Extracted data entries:

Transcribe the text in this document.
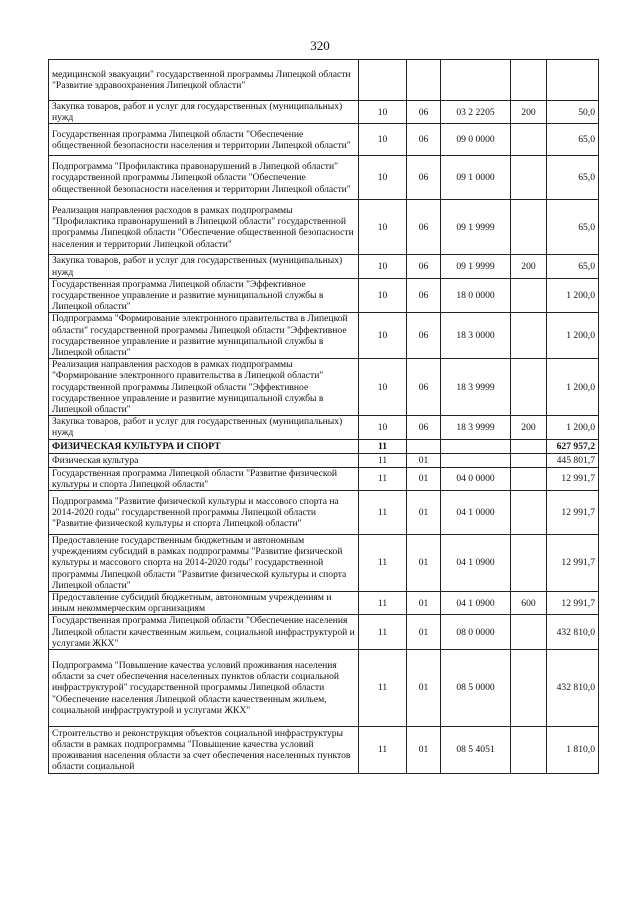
320
медицинской эвакуации" государственной программы Липецкой области "Развитие здравоохранения Липецкой области"					
Закупка товаров, работ и услуг для государственных (муниципальных) нужд	10	06	03 2 2205	200	50,0
Государственная программа Липецкой области "Обеспечение общественной безопасности населения и территории Липецкой области"	10	06	09 0 0000		65,0
Подпрограмма "Профилактика правонарушений в Липецкой области" государственной программы Липецкой области "Обеспечение общественной безопасности населения и территории Липецкой области"	10	06	09 1 0000		65,0
Реализация направления расходов в рамках подпрограммы "Профилактика правонарушений в Липецкой области" государственной программы Липецкой области "Обеспечение общественной безопасности населения и территории Липецкой области"	10	06	09 1 9999		65,0
Закупка товаров, работ и услуг для государственных (муниципальных) нужд	10	06	09 1 9999	200	65,0
Государственная программа Липецкой области "Эффективное государственное управление и развитие муниципальной службы в Липецкой области"	10	06	18 0 0000		1 200,0
Подпрограмма "Формирование электронного правительства в Липецкой области" государственной программы Липецкой области "Эффективное государственное управление и развитие муниципальной службы в Липецкой области"	10	06	18 3 0000		1 200,0
Реализация направления расходов в рамках подпрограммы "Формирование электронного правительства в Липецкой области" государственной программы Липецкой области "Эффективное государственное управление и развитие муниципальной службы в Липецкой области"	10	06	18 3 9999		1 200,0
Закупка товаров, работ и услуг для государственных (муниципальных) нужд	10	06	18 3 9999	200	1 200,0
ФИЗИЧЕСКАЯ КУЛЬТУРА И СПОРТ	11				627 957,2
Физическая культура	11	01			445 801,7
Государственная программа Липецкой области "Развитие физической культуры и спорта Липецкой области"	11	01	04 0 0000		12 991,7
Подпрограмма "Развитие физической культуры и массового спорта на 2014-2020 годы" государственной программы Липецкой области "Развитие физической культуры и спорта Липецкой области"	11	01	04 1 0000		12 991,7
Предоставление государственным бюджетным и автономным учреждениям субсидий в рамках подпрограммы "Развитие физической культуры и массового спорта на 2014-2020 годы" государственной программы Липецкой области "Развитие физической культуры и спорта Липецкой области"	11	01	04 1 0900		12 991,7
Предоставление субсидий бюджетным, автономным учреждениям и иным некоммерческим организациям	11	01	04 1 0900	600	12 991,7
Государственная программа Липецкой области "Обеспечение населения Липецкой области качественным жильем, социальной инфраструктурой и услугами ЖКХ"	11	01	08 0 0000		432 810,0
Подпрограмма "Повышение качества условий проживания населения области за счет обеспечения населенных пунктов области социальной инфраструктурой" государственной программы Липецкой области "Обеспечение населения Липецкой области качественным жильем, социальной инфраструктурой и услугами ЖКХ"	11	01	08 5 0000		432 810,0
Строительство и реконструкция объектов социальной инфраструктуры области в рамках подпрограммы "Повышение качества условий проживания населения области за счет обеспечения населенных пунктов области социальной	11	01	08 5 4051		1 810,0
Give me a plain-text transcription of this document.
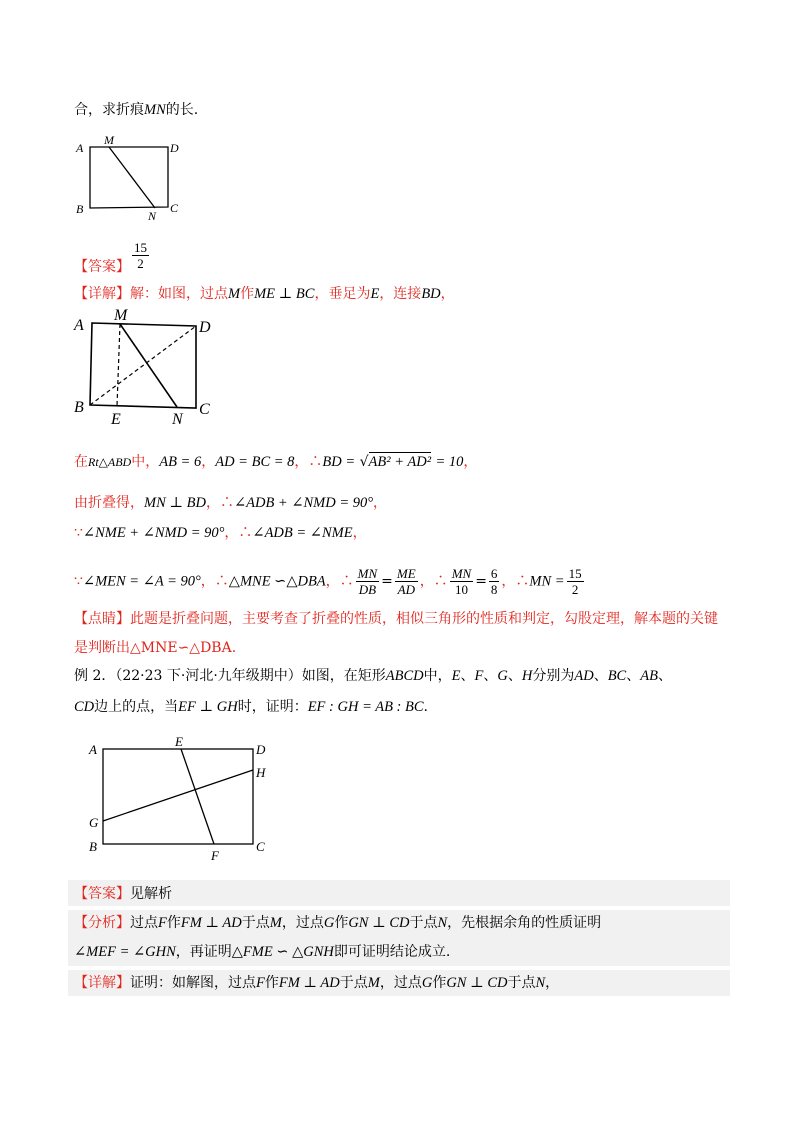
合，求折痕MN的长.
A
M
D
B	N
C
【答案】 $\frac{15}{2}$
【详解】解：如图，过点M作ME ⊥ BC，垂足为E，连接BD，
A
M
D
B
E	N
C
在Rt△ABD中，AB = 6，AD = BC = 8，∴BD = √AB² + AD² = 10，
由折叠得，MN ⊥ BD，∴∠ADB + ∠NMD = 90°，
∵∠NME + ∠NMD = 90°，∴∠ADB = ∠NME，
∵∠MEN = ∠A = 90°，∴△MNE ∽△DBA，∴ $\frac{MN}{DB} = \frac{ME}{AD}$ ，∴ $\frac{MN}{10} = \frac{6}{8}$ ，∴MN = $\frac{15}{2}$
【点睛】此题是折叠问题，主要考查了折叠的性质，相似三角形的性质和判定，勾股定理，解本题的关键
是判断出△MNE∽△DBA.
例 2．（22·23 下·河北·九年级期中）如图，在矩形ABCD中，E、F、G、H分别为AD、BC、AB、
CD边上的点，当EF ⊥ GH时，证明：EF : GH = AB : BC.
A
E
D
H
G
B
F
C
【答案】见解析
【分析】过点F作FM ⊥ AD于点M，过点G作GN ⊥ CD于点N，先根据余角的性质证明
∠MEF = ∠GHN，再证明△FME ∽ △GNH即可证明结论成立.
【详解】证明：如解图，过点F作FM ⊥ AD于点M，过点G作GN ⊥ CD于点N，
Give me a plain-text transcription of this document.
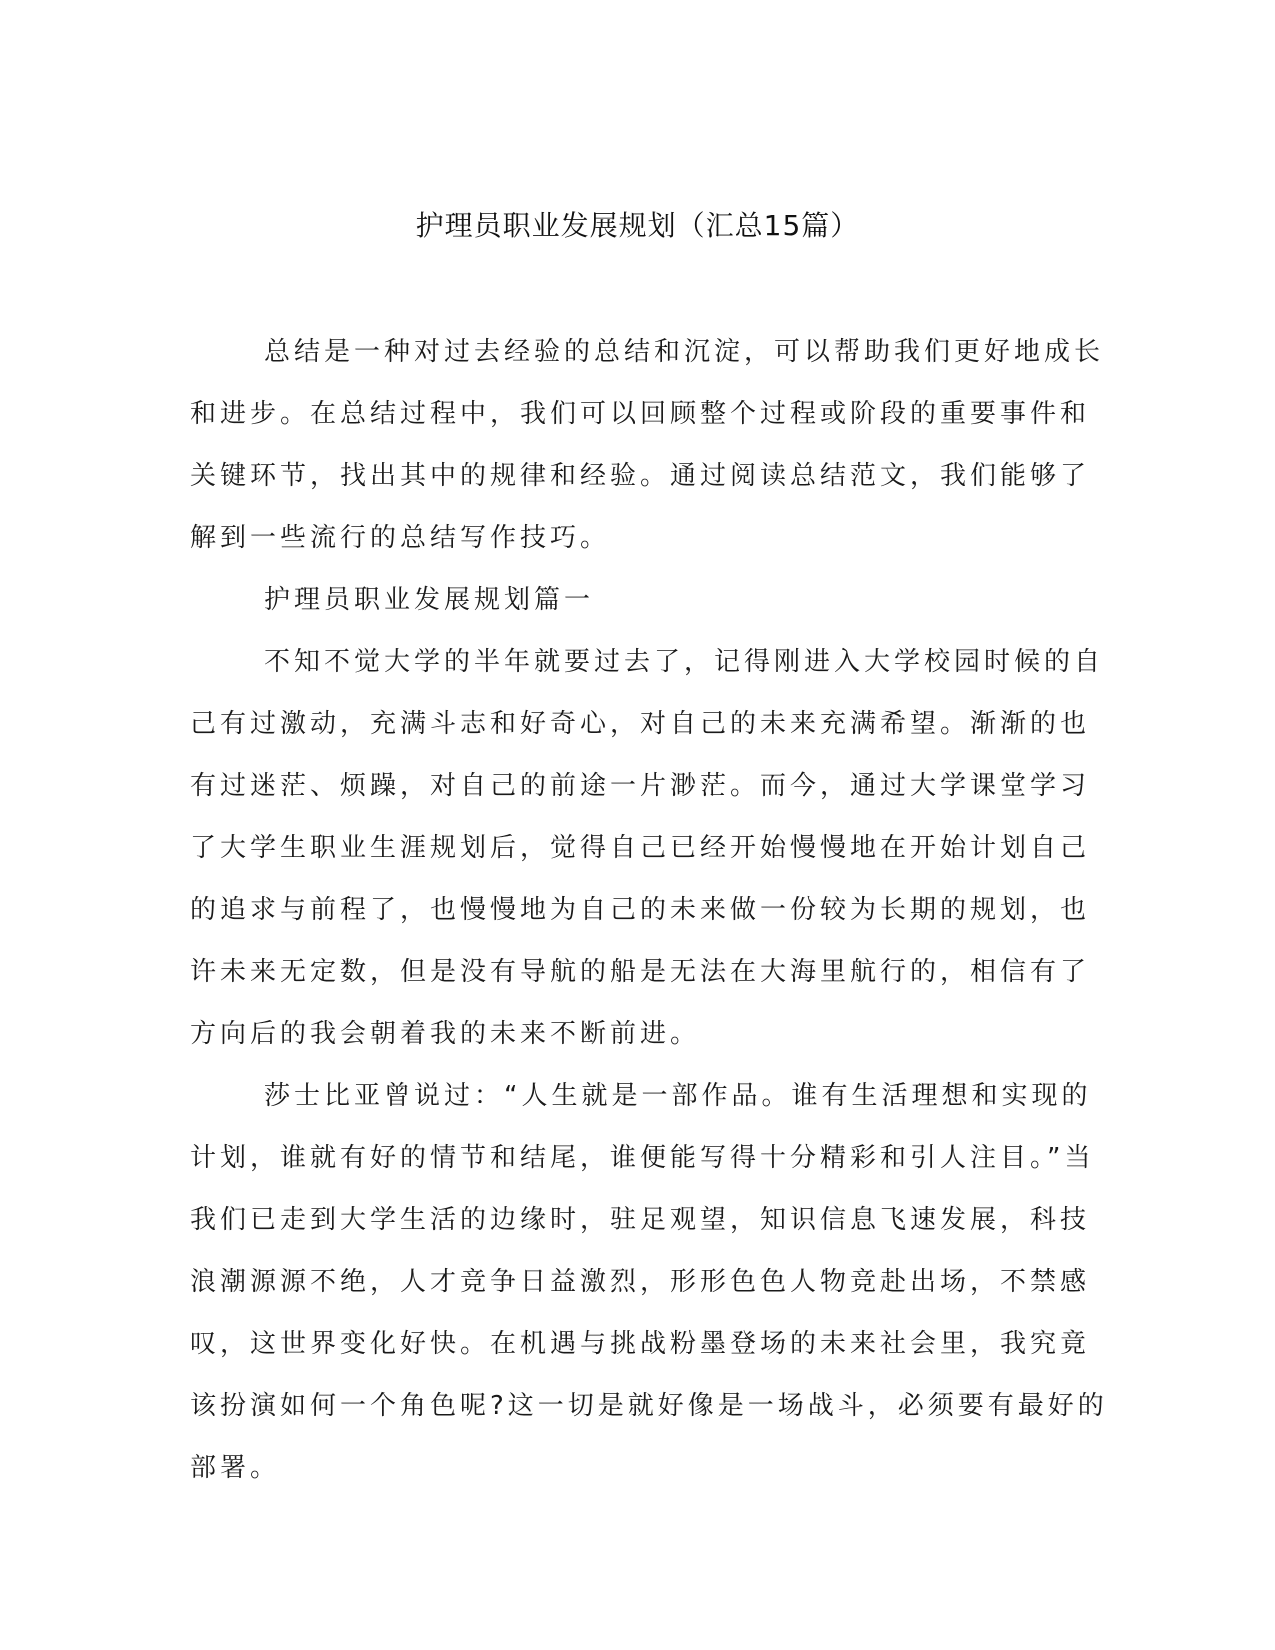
护理员职业发展规划（汇总15篇）
总结是一种对过去经验的总结和沉淀，可以帮助我们更好地成长
和进步。在总结过程中，我们可以回顾整个过程或阶段的重要事件和
关键环节，找出其中的规律和经验。通过阅读总结范文，我们能够了
解到一些流行的总结写作技巧。
护理员职业发展规划篇一
不知不觉大学的半年就要过去了，记得刚进入大学校园时候的自
己有过激动，充满斗志和好奇心，对自己的未来充满希望。渐渐的也
有过迷茫、烦躁，对自己的前途一片渺茫。而今，通过大学课堂学习
了大学生职业生涯规划后，觉得自己已经开始慢慢地在开始计划自己
的追求与前程了，也慢慢地为自己的未来做一份较为长期的规划，也
许未来无定数，但是没有导航的船是无法在大海里航行的，相信有了
方向后的我会朝着我的未来不断前进。
莎士比亚曾说过：“人生就是一部作品。谁有生活理想和实现的
计划，谁就有好的情节和结尾，谁便能写得十分精彩和引人注目。”当
我们已走到大学生活的边缘时，驻足观望，知识信息飞速发展，科技
浪潮源源不绝，人才竞争日益激烈，形形色色人物竞赴出场，不禁感
叹，这世界变化好快。在机遇与挑战粉墨登场的未来社会里，我究竟
该扮演如何一个角色呢?这一切是就好像是一场战斗，必须要有最好的
部署。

• STATED GOAL: Scan the material above. Copy each line where "frac" occurs.

• OUTPUT BELOW:
【答案】 $\frac{15}{2}$
∵∠MEN = ∠A = 90°，∴△MNE ∽△DBA，∴ $\frac{MN}{DB} = \frac{ME}{AD}$ ，∴ $\frac{MN}{10} = \frac{6}{8}$ ，∴MN = $\frac{15}{2}$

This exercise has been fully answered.